KENDARINEWS.COM — Satu lagi proyek strategis nasional (PSN) akan dibangun di Kabupaten Konawe. Namanya Bendungan Ameroro di Kecamatan Uepai dan diproyeksi menghabiskan anggaran Rp 1,6 Triliun. Saat ini, pihak Balai Wilayah Sungai (BWS) IV Kendari sedang melakukan proses pembebasan lahan milik warga pada tiga desa yang terdampak pembangunan bendungan Ameroro.

Kepala BWS IV Kendari, Arsamid Wartadinata, mengatakan, pembebasan lahan pada tiga desa di Kecamatan Uepai yang terdampak pembangunan bendungan Ameroro adalah Tamesandi, Ameroro dan Amaroa. Pihaknya tinggal membayar ganti rugi atas tanah yang diklaim warga, dibuktikan dengan adanya sertifikat lahan. Makanya, pihak BWS IV Kendari juga menggandeng Badan Pertanahan Nasional (BPN) Konawe untuk memastikan keabsahan dokumen sertifikat lahan milik warga tersebut.

### Data Tersedia

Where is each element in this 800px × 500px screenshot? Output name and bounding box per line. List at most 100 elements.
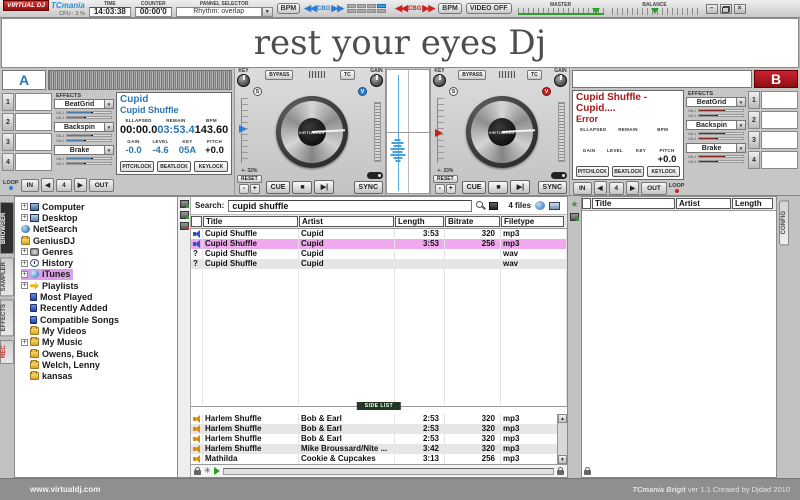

### Sasaran Tugas
A. Menurut berita Bendungan Ameroro, mengapa BWS IV Kendari menggandeng BPN Konawe? Jawablah dalam satu sampai tiga kalimat.
B. Apakah setiap pernyataan berikut sesuai dengan berita Bendungan Ameroro? Jawab ya atau tidak dan sertakan kutipan kata demi kata dari berita itu sebagai dasarnya. (i) Bendungan Ameroro berlokasi di Kecamatan Uepai. (ii) Pembebasan lahan untuk bendungan ini mencakup empat desa. (iii) Kepala BWS IV Kendari bernama Arsamid Wartadinata.
Listing tersebut tidak berhubungan dengan berita Bendungan Ameroro.

### Jawaban Tiap Tugas
A. BWS IV Kendari menggandeng BPN Konawe untuk memastikan keabsahan dokumen sertifikat lahan milik warga. Sebabnya, ganti rugi dibayarkan atas tanah yang diklaim warga dan klaim itu harus dibuktikan dengan sertifikat lahan.

B.
(i) Ya: "Bendungan Ameroro di Kecamatan Uepai"
(ii) Tidak: "pembebasan lahan milik warga pada tiga desa yang terdampak pembangunan bendungan Ameroro"
(iii) Ya: "Kepala BWS IV Kendari, Arsamid Wartadinata"